Dataset entries:
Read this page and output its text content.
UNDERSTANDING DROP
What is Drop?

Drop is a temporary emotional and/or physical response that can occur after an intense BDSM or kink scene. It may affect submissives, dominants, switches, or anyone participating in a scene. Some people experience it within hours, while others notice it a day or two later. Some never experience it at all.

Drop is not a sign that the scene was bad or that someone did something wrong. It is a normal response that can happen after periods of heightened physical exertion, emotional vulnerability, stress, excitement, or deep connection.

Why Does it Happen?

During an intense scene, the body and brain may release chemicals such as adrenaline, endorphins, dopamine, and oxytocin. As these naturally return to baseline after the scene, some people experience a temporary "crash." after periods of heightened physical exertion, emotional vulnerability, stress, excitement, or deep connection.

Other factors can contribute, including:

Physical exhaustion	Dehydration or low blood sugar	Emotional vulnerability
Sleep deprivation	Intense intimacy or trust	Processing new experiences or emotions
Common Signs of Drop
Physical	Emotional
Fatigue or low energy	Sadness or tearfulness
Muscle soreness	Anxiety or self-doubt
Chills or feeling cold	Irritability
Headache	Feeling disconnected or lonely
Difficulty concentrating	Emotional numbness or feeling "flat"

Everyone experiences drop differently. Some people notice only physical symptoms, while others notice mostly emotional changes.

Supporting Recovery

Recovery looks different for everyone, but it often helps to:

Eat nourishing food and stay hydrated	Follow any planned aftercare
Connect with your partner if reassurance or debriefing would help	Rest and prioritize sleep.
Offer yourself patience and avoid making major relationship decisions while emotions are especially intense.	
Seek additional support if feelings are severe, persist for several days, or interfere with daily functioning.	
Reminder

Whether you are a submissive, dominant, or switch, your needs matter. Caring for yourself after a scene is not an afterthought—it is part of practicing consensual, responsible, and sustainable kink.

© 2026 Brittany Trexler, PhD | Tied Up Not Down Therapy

Do this: Quote every entry exactly.

The output:
Read this page and output its text content.
UNDERSTANDING DROP
What is Drop?

Drop is a temporary emotional and/or physical response that can occur after an intense BDSM or kink scene. It may affect submissives, dominants, switches, or anyone participating in a scene. Some people experience it within hours, while others notice it a day or two later. Some never experience it at all.

Drop is not a sign that the scene was bad or that someone did something wrong. It is a normal response that can happen after periods of heightened physical exertion, emotional vulnerability, stress, excitement, or deep connection.

Why Does it Happen?

During an intense scene, the body and brain may release chemicals such as adrenaline, endorphins, dopamine, and oxytocin. As these naturally return to baseline after the scene, some people experience a temporary "crash." after periods of heightened physical exertion, emotional vulnerability, stress, excitement, or deep connection.

Other factors can contribute, including:

Physical exhaustion	Dehydration or low blood sugar	Emotional vulnerability
Sleep deprivation	Intense intimacy or trust	Processing new experiences or emotions
Common Signs of Drop
Physical	Emotional
Fatigue or low energy	Sadness or tearfulness
Muscle soreness	Anxiety or self-doubt
Chills or feeling cold	Irritability
Headache	Feeling disconnected or lonely
Difficulty concentrating	Emotional numbness or feeling "flat"

Everyone experiences drop differently. Some people notice only physical symptoms, while others notice mostly emotional changes.

Supporting Recovery

Recovery looks different for everyone, but it often helps to:

Eat nourishing food and stay hydrated	Follow any planned aftercare
Connect with your partner if reassurance or debriefing would help	Rest and prioritize sleep.
Offer yourself patience and avoid making major relationship decisions while emotions are especially intense.	
Seek additional support if feelings are severe, persist for several days, or interfere with daily functioning.	
Reminder

Whether you are a submissive, dominant, or switch, your needs matter. Caring for yourself after a scene is not an afterthought—it is part of practicing consensual, responsible, and sustainable kink.

© 2026 Brittany Trexler, PhD | Tied Up Not Down Therapy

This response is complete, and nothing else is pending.